───── Supplied material
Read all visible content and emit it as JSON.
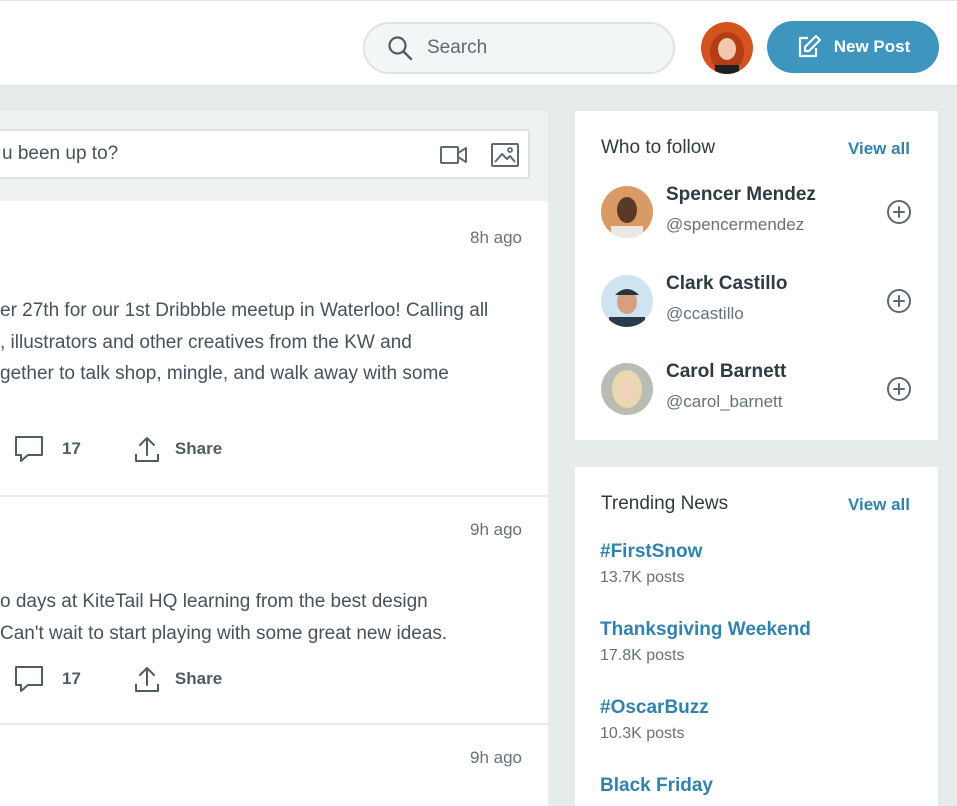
{
  "header": {
    "search_placeholder": "Search",
    "new_post_label": "New Post"
  },
  "composer": {
    "placeholder": "u been up to?"
  },
  "posts": [
    {
      "time": "8h ago",
      "lines": [
        "er 27th for our 1st Dribbble meetup in Waterloo! Calling all",
        ", illustrators and other creatives from the KW and",
        "gether to talk shop, mingle, and walk away with some"
      ],
      "comments": "17",
      "share_label": "Share"
    },
    {
      "time": "9h ago",
      "lines": [
        "o days at KiteTail HQ learning from the best design",
        "Can't wait to start playing with some great new ideas."
      ],
      "comments": "17",
      "share_label": "Share"
    },
    {
      "time": "9h ago"
    }
  ],
  "who_to_follow": {
    "title": "Who to follow",
    "view_all": "View all",
    "people": [
      {
        "name": "Spencer Mendez",
        "handle": "@spencermendez"
      },
      {
        "name": "Clark Castillo",
        "handle": "@ccastillo"
      },
      {
        "name": "Carol Barnett",
        "handle": "@carol_barnett"
      }
    ]
  },
  "trending": {
    "title": "Trending News",
    "view_all": "View all",
    "items": [
      {
        "tag": "#FirstSnow",
        "count": "13.7K posts"
      },
      {
        "tag": "Thanksgiving Weekend",
        "count": "17.8K posts"
      },
      {
        "tag": "#OscarBuzz",
        "count": "10.3K posts"
      },
      {
        "tag": "Black Friday"
      }
    ]
  },
  "colors": {
    "accent": "#3e95be",
    "link": "#3183ab",
    "background": "#e6ebec"
  }
}
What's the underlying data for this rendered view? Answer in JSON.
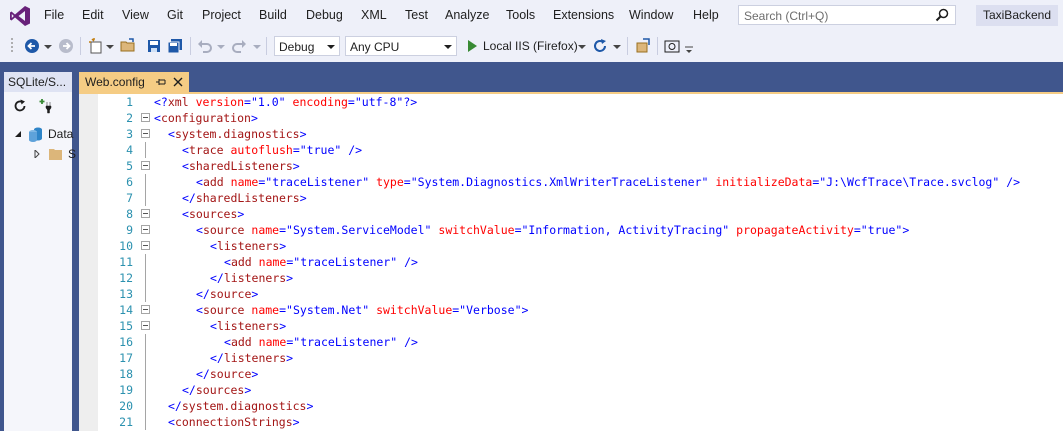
──────────
**Required task:** Every record above must be given again exactly; drop the pictures.

**Worked solution:**
Read all visible content and emit it as JSON.
{
  "header": {
    "search_placeholder": "Search",
    "new_post_label": "New Post"
  },
  "composer": {
    "placeholder": "u been up to?"
  },
  "posts": [
    {
      "time": "8h ago",
      "lines": [
        "er 27th for our 1st Dribbble meetup in Waterloo! Calling all",
        ", illustrators and other creatives from the KW and",
        "gether to talk shop, mingle, and walk away with some"
      ],
      "comments": "17",
      "share_label": "Share"
    },
    {
      "time": "9h ago",
      "lines": [
        "o days at KiteTail HQ learning from the best design",
        "Can't wait to start playing with some great new ideas."
      ],
      "comments": "17",
      "share_label": "Share"
    },
    {
      "time": "9h ago"
    }
  ],
  "who_to_follow": {
    "title": "Who to follow",
    "view_all": "View all",
    "people": [
      {
        "name": "Spencer Mendez",
        "handle": "@spencermendez"
      },
      {
        "name": "Clark Castillo",
        "handle": "@ccastillo"
      },
      {
        "name": "Carol Barnett",
        "handle": "@carol_barnett"
      }
    ]
  },
  "trending": {
    "title": "Trending News",
    "view_all": "View all",
    "items": [
      {
        "tag": "#FirstSnow",
        "count": "13.7K posts"
      },
      {
        "tag": "Thanksgiving Weekend",
        "count": "17.8K posts"
      },
      {
        "tag": "#OscarBuzz",
        "count": "10.3K posts"
      },
      {
        "tag": "Black Friday"
      }
    ]
  },
  "colors": {
    "accent": "#3e95be",
    "link": "#3183ab",
    "background": "#e6ebec"
  }
}
What's the underlying data for this rendered view? Answer in JSON.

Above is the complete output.